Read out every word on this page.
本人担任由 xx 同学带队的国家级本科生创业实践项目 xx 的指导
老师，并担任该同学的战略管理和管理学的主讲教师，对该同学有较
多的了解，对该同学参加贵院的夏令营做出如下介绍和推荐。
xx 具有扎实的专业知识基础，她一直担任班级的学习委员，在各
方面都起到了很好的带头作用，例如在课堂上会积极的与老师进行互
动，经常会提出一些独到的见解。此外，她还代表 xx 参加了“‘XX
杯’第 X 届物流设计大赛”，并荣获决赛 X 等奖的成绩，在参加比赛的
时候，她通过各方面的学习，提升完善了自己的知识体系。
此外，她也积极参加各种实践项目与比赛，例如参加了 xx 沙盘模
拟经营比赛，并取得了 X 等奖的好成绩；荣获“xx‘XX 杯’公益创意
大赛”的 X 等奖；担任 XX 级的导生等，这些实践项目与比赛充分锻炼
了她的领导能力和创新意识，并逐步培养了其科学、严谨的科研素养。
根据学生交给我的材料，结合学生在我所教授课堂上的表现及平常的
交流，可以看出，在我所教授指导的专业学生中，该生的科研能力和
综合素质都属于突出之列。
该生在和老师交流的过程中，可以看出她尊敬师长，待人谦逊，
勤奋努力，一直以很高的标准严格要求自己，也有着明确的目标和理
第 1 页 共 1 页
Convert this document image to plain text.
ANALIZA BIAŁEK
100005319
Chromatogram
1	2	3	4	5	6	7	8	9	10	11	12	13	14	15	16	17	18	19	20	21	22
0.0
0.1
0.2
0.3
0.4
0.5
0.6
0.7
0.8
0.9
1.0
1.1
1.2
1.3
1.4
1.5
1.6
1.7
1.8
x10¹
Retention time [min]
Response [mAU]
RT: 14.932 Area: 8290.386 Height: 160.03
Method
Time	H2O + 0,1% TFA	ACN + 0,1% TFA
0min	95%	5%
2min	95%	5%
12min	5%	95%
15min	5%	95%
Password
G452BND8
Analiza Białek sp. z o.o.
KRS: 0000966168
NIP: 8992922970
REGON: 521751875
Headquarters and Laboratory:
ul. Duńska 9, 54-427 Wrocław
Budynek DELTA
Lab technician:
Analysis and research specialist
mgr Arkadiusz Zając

-*-*-

▶ [Task instructions]: Type out the entries again, word for word.

▶ [Solution to this task]:
Read out every word on this page.
本人担任由 xx 同学带队的国家级本科生创业实践项目 xx 的指导
老师，并担任该同学的战略管理和管理学的主讲教师，对该同学有较
多的了解，对该同学参加贵院的夏令营做出如下介绍和推荐。
xx 具有扎实的专业知识基础，她一直担任班级的学习委员，在各
方面都起到了很好的带头作用，例如在课堂上会积极的与老师进行互
动，经常会提出一些独到的见解。此外，她还代表 xx 参加了“‘XX
杯’第 X 届物流设计大赛”，并荣获决赛 X 等奖的成绩，在参加比赛的
时候，她通过各方面的学习，提升完善了自己的知识体系。
此外，她也积极参加各种实践项目与比赛，例如参加了 xx 沙盘模
拟经营比赛，并取得了 X 等奖的好成绩；荣获“xx‘XX 杯’公益创意
大赛”的 X 等奖；担任 XX 级的导生等，这些实践项目与比赛充分锻炼
了她的领导能力和创新意识，并逐步培养了其科学、严谨的科研素养。
根据学生交给我的材料，结合学生在我所教授课堂上的表现及平常的
交流，可以看出，在我所教授指导的专业学生中，该生的科研能力和
综合素质都属于突出之列。
该生在和老师交流的过程中，可以看出她尊敬师长，待人谦逊，
勤奋努力，一直以很高的标准严格要求自己，也有着明确的目标和理
第 1 页 共 1 页
Convert this document image to plain text.
ANALIZA BIAŁEK
100005319
Chromatogram
1	2	3	4	5	6	7	8	9	10	11	12	13	14	15	16	17	18	19	20	21	22
0.0
0.1
0.2
0.3
0.4
0.5
0.6
0.7
0.8
0.9
1.0
1.1
1.2
1.3
1.4
1.5
1.6
1.7
1.8
x10¹
Retention time [min]
Response [mAU]
RT: 14.932 Area: 8290.386 Height: 160.03
Method
Time	H2O + 0,1% TFA	ACN + 0,1% TFA
0min	95%	5%
2min	95%	5%
12min	5%	95%
15min	5%	95%
Password
G452BND8
Analiza Białek sp. z o.o.
KRS: 0000966168
NIP: 8992922970
REGON: 521751875
Headquarters and Laboratory:
ul. Duńska 9, 54-427 Wrocław
Budynek DELTA
Lab technician:
Analysis and research specialist
mgr Arkadiusz Zając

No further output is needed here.